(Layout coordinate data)
[START]
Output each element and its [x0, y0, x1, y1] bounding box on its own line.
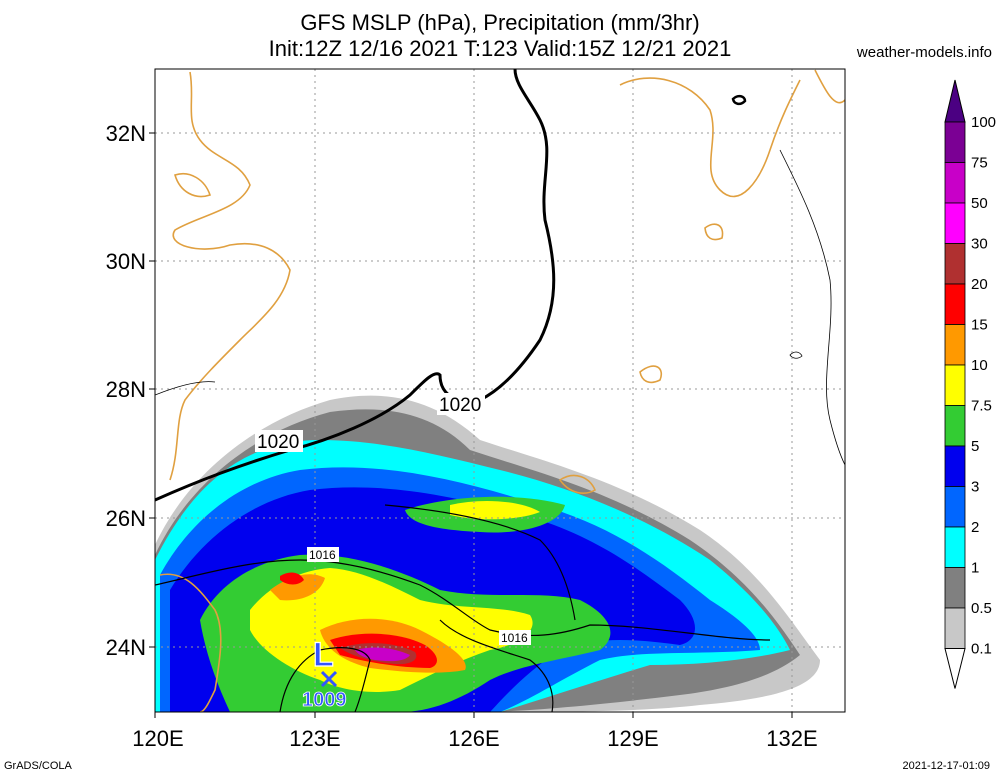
- axis-ticks: [149, 132, 793, 718]
- isobar-label-1016-east: 1016: [501, 631, 528, 645]
- map-area: 1020 1020 1016 1016 L 1009: [155, 69, 845, 712]
- boundaries: [155, 149, 845, 466]
- isobar-1012: [279, 647, 371, 712]
- title-line-1: GFS MSLP (hPa), Precipitation (mm/3hr): [300, 10, 700, 35]
- colorbar-box: [944, 445, 966, 487]
- colorbar-box: [944, 243, 966, 285]
- colorbar-label: 2: [971, 519, 979, 536]
- lat-tick-labels: 32N 30N 28N 26N 24N: [106, 121, 146, 660]
- lon-tick-120e: 120E: [132, 726, 183, 751]
- colorbar-label: 15: [971, 317, 988, 334]
- isobar-label-1020-west: 1020: [257, 432, 299, 453]
- colorbar-box: [944, 567, 966, 609]
- lat-lon-grid: [155, 69, 845, 712]
- isobar-1016: [155, 559, 771, 641]
- coastlines: [159, 69, 845, 712]
- colorbar-box: [944, 283, 966, 325]
- colorbar-label: 10: [971, 357, 988, 374]
- footer-software-credit: GrADS/COLA: [4, 760, 72, 772]
- colorbar-box: [944, 121, 966, 163]
- colorbar: 100 75 50 30 20 15 10 7.5 5 3 2 1 0.5 0.1: [944, 79, 996, 689]
- lat-tick-30n: 30N: [106, 249, 146, 274]
- colorbar-box: [944, 526, 966, 568]
- colorbar-box: [944, 202, 966, 244]
- map-frame: [154, 68, 846, 713]
- colorbar-box: [944, 486, 966, 528]
- precip-shading: [155, 395, 820, 712]
- site-credit: weather-models.info: [856, 44, 992, 61]
- lat-tick-32n: 32N: [106, 121, 146, 146]
- colorbar-label: 0.1: [971, 641, 992, 658]
- colorbar-label: 75: [971, 155, 988, 172]
- colorbar-top-triangle: [944, 79, 966, 123]
- colorbar-box: [944, 607, 966, 649]
- lon-tick-129e: 129E: [607, 726, 658, 751]
- isobar-labels: 1020 1020 1016 1016: [255, 393, 531, 645]
- isobar-label-1020-east: 1020: [439, 395, 481, 416]
- colorbar-label: 1: [971, 560, 979, 577]
- colorbar-bottom-triangle: [944, 648, 966, 689]
- colorbar-label: 3: [971, 479, 979, 496]
- footer-timestamp: 2021-12-17-01:09: [902, 760, 990, 772]
- colorbar-label: 7.5: [971, 398, 992, 415]
- colorbar-box: [944, 324, 966, 366]
- low-value: 1009: [302, 689, 347, 711]
- lon-tick-123e: 123E: [289, 726, 340, 751]
- colorbar-label: 30: [971, 236, 988, 253]
- lat-tick-24n: 24N: [106, 635, 146, 660]
- x-icon: [320, 670, 338, 688]
- colorbar-label: 20: [971, 276, 988, 293]
- lat-tick-28n: 28N: [106, 377, 146, 402]
- isobar-label-1016-west: 1016: [309, 548, 336, 562]
- colorbar-box: [944, 405, 966, 447]
- colorbar-box: [944, 162, 966, 204]
- colorbar-label: 50: [971, 195, 988, 212]
- colorbar-label: 0.5: [971, 600, 992, 617]
- title-line-2: Init:12Z 12/16 2021 T:123 Valid:15Z 12/2…: [268, 36, 732, 61]
- colorbar-label: 100: [971, 114, 996, 131]
- lon-tick-126e: 126E: [448, 726, 499, 751]
- lat-tick-26n: 26N: [106, 506, 146, 531]
- low-symbol: L: [313, 636, 334, 674]
- colorbar-boxes: [944, 79, 966, 689]
- lon-tick-132e: 132E: [766, 726, 817, 751]
- colorbar-labels: 100 75 50 30 20 15 10 7.5 5 3 2 1 0.5 0.1: [971, 114, 996, 658]
- low-pressure-center: L 1009: [302, 635, 347, 711]
- colorbar-label: 5: [971, 438, 979, 455]
- lon-tick-labels: 120E 123E 126E 129E 132E: [132, 726, 817, 751]
- colorbar-box: [944, 364, 966, 406]
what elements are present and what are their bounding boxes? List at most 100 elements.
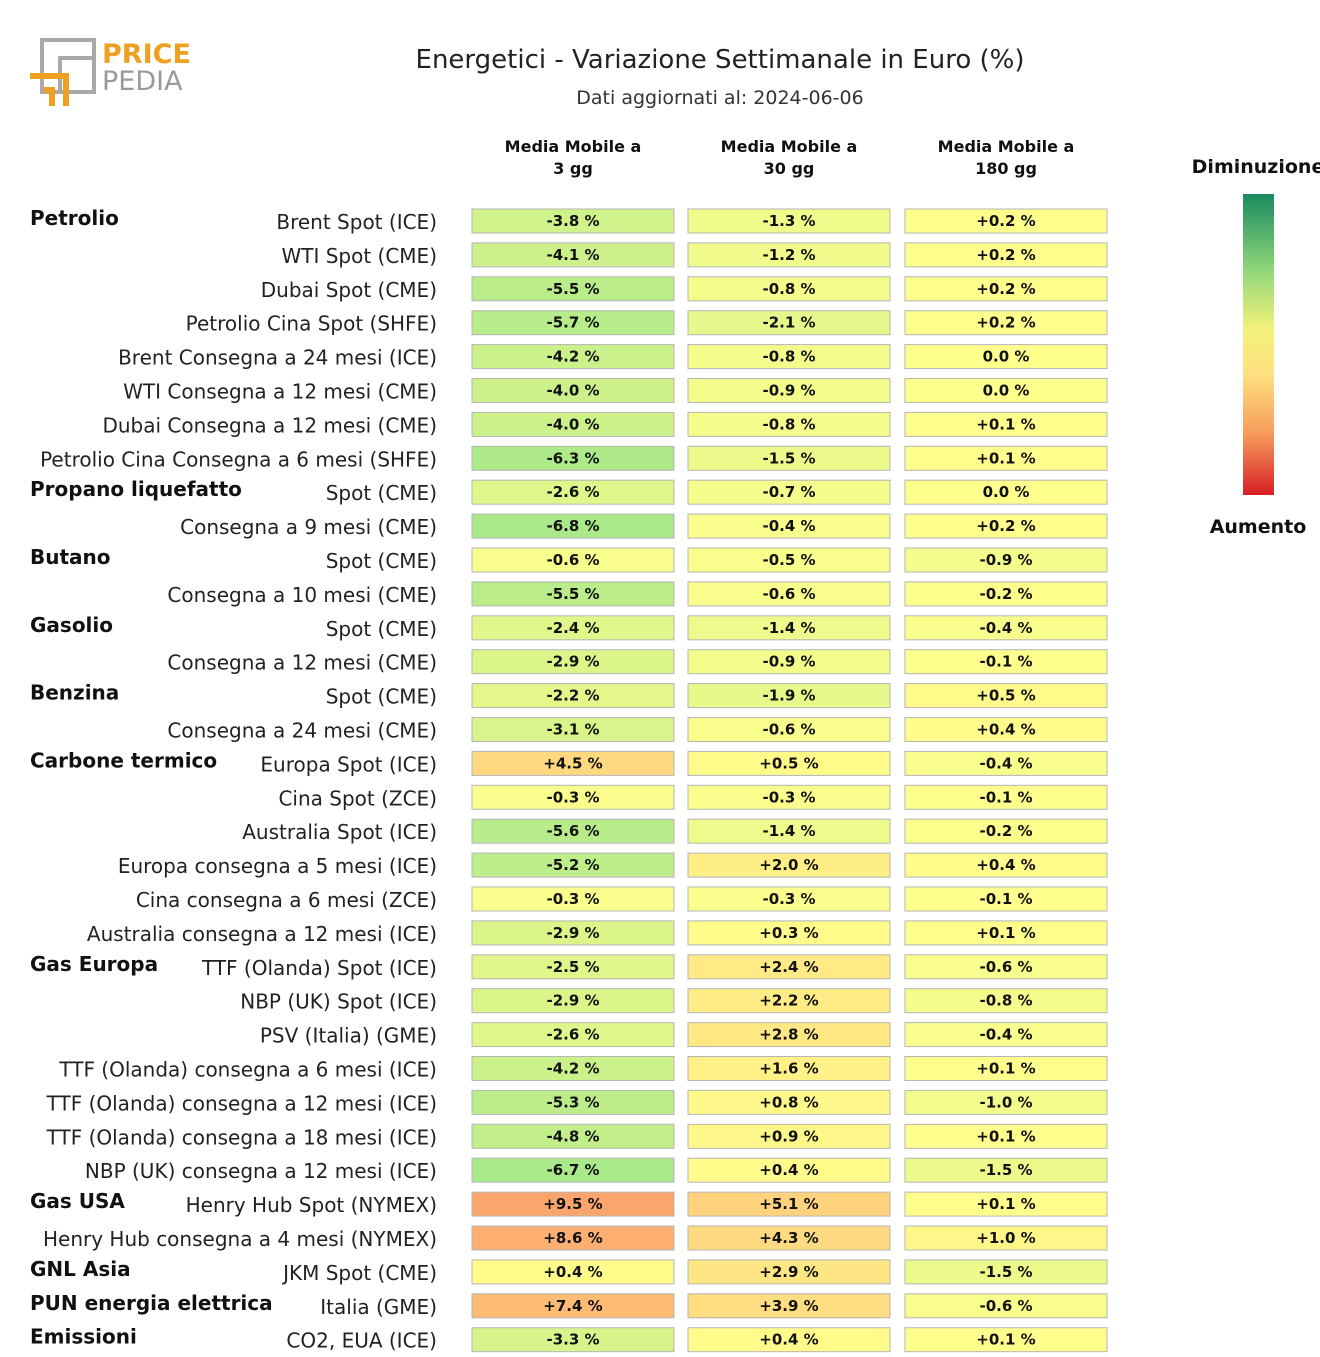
heatmap-cell [904, 988, 1108, 1014]
cell-value-label: -0.9 % [979, 551, 1032, 569]
row-label: Spot (CME) [326, 549, 437, 573]
heatmap-cell [471, 1225, 675, 1251]
cell-value-label: -6.8 % [546, 517, 599, 535]
heatmap-cell [904, 1089, 1108, 1115]
heatmap-cell [904, 513, 1108, 539]
group-label: Emissioni [30, 1325, 137, 1349]
cell-value-label: -0.1 % [979, 890, 1032, 908]
cell-value-label: -6.3 % [546, 449, 599, 467]
logo-text-pedia: PEDIA [102, 66, 183, 97]
table-row: Cina Spot (ZCE) -0.3 % -0.3 % -0.1 % [278, 784, 1108, 810]
table-row: Gas Europa TTF (Olanda) Spot (ICE) -2.5 % +… [30, 952, 1108, 980]
cell-value-label: +0.4 % [759, 1331, 818, 1349]
heatmap-cell [904, 445, 1108, 471]
group-label: Benzina [30, 681, 119, 705]
cell-value-label: +2.9 % [759, 1263, 818, 1281]
group-label: Butano [30, 545, 111, 569]
table-row: Butano Spot (CME) -0.6 % -0.5 % -0.9 % [30, 545, 1108, 573]
heatmap-cell [471, 1157, 675, 1183]
cell-value-label: -2.9 % [546, 653, 599, 671]
heatmap-cell [471, 818, 675, 844]
row-label: Brent Spot (ICE) [276, 210, 437, 234]
heatmap-cell [904, 208, 1108, 234]
cell-value-label: -1.9 % [762, 687, 815, 705]
heatmap-cell [904, 411, 1108, 437]
cell-value-label: -4.0 % [546, 382, 599, 400]
table-row: PSV (Italia) (GME) -2.6 % +2.8 % -0.4 % [260, 1022, 1108, 1048]
cell-value-label: -5.6 % [546, 822, 599, 840]
cell-value-label: -1.5 % [979, 1263, 1032, 1281]
heatmap-cell [471, 378, 675, 403]
table-row: TTF (Olanda) consegna a 18 mesi (ICE) -4.… [46, 1123, 1108, 1149]
row-label: Italia (GME) [320, 1295, 437, 1319]
heatmap-cell [471, 242, 675, 268]
heatmap-cell [904, 1191, 1108, 1217]
heatmap-cell [471, 852, 675, 878]
row-label: Petrolio Cina Spot (SHFE) [186, 312, 437, 336]
row-label: Europa consegna a 5 mesi (ICE) [118, 854, 437, 878]
cell-value-label: +0.3 % [759, 924, 818, 942]
heatmap-cell [687, 1089, 891, 1115]
heatmap-cell [687, 1293, 891, 1319]
heatmap-cell [904, 750, 1108, 776]
cell-value-label: -0.6 % [762, 585, 815, 603]
heatmap-cell [904, 1225, 1108, 1251]
heatmap-cell [471, 784, 675, 810]
cell-value-label: +0.2 % [976, 517, 1035, 535]
heatmap-cell [687, 784, 891, 810]
cell-value-label: -5.2 % [546, 856, 599, 874]
row-label: Australia Spot (ICE) [242, 820, 437, 844]
heatmap-cell [471, 479, 675, 505]
table-row: Propano liquefatto Spot (CME) -2.6 % -0.7 %… [30, 477, 1108, 505]
table-row: Consegna a 24 mesi (CME) -3.1 % -0.6 % +0.4… [167, 717, 1108, 743]
color-legend: Diminuzione Aumento [1192, 156, 1320, 538]
heatmap-cell [904, 276, 1108, 302]
cell-value-label: -0.8 % [979, 992, 1032, 1010]
heatmap-cell [687, 1191, 891, 1217]
chart-title: Energetici - Variazione Settimanale in E… [416, 45, 1025, 75]
heatmap-cell [687, 615, 891, 641]
table-row: Carbone termico Europa Spot (ICE) +4.5 % +0… [30, 748, 1108, 776]
cell-value-label: -1.3 % [762, 212, 815, 230]
row-label: Consegna a 24 mesi (CME) [167, 719, 437, 743]
table-row: Petrolio Cina Spot (SHFE) -5.7 % -2.1 % +0.… [186, 310, 1108, 336]
table-row: Petrolio Brent Spot (ICE) -3.8 % -1.3 % +0.2… [30, 206, 1108, 234]
row-label: Henry Hub Spot (NYMEX) [186, 1193, 437, 1217]
cell-value-label: +0.2 % [976, 212, 1035, 230]
cell-value-label: -5.7 % [546, 314, 599, 332]
cell-value-label: -0.2 % [979, 822, 1032, 840]
heatmap-cell [904, 717, 1108, 742]
cell-value-label: -0.7 % [762, 483, 815, 501]
row-label: Consegna a 9 mesi (CME) [180, 515, 437, 539]
cell-value-label: -0.3 % [762, 788, 815, 806]
cell-value-label: -1.2 % [762, 246, 815, 264]
group-label: Gas Europa [30, 952, 158, 976]
row-label: Dubai Spot (CME) [261, 278, 437, 302]
group-label: Gasolio [30, 613, 113, 637]
heatmap-cell [904, 242, 1108, 268]
table-row: Consegna a 9 mesi (CME) -6.8 % -0.4 % +0.2 … [180, 513, 1108, 539]
cell-value-label: -3.8 % [546, 212, 599, 230]
cell-value-label: +0.4 % [759, 1161, 818, 1179]
cell-value-label: -0.5 % [762, 551, 815, 569]
cell-value-label: +0.4 % [543, 1263, 602, 1281]
heatmap-cell [687, 513, 891, 539]
cell-value-label: -1.4 % [762, 822, 815, 840]
cell-value-label: +3.9 % [759, 1297, 818, 1315]
table-row: TTF (Olanda) consegna a 12 mesi (ICE) -5.… [46, 1089, 1108, 1115]
cell-value-label: -0.6 % [979, 958, 1032, 976]
row-label: JKM Spot (CME) [281, 1261, 437, 1285]
cell-value-label: -5.5 % [546, 280, 599, 298]
row-label: TTF (Olanda) Spot (ICE) [201, 956, 437, 980]
table-row: Emissioni CO2, EUA (ICE) -3.3 % +0.4 % +0.1 … [30, 1325, 1108, 1353]
heatmap-cell [904, 818, 1108, 844]
heatmap-cell [904, 784, 1108, 810]
group-label: PUN energia elettrica [30, 1291, 273, 1315]
heatmap-cell [687, 920, 891, 946]
column-header-1-line-2: 3 gg [553, 159, 593, 178]
cell-value-label: +8.6 % [543, 1229, 602, 1247]
cell-value-label: -2.6 % [546, 1026, 599, 1044]
heatmap-cell [904, 1056, 1108, 1081]
cell-value-label: +0.4 % [976, 856, 1035, 874]
group-label: Gas USA [30, 1189, 125, 1213]
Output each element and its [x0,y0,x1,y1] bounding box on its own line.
[END]
[DIRECTION]
Select every line in the layout coordinate data that contains the string "SHFE", and copy each one in full.

[RESULT]
row-label: Petrolio Cina Spot (SHFE) [186, 312, 437, 336]
table-row: Petrolio Cina Spot (SHFE) -5.7 % -2.1 % +0.… [186, 310, 1108, 336]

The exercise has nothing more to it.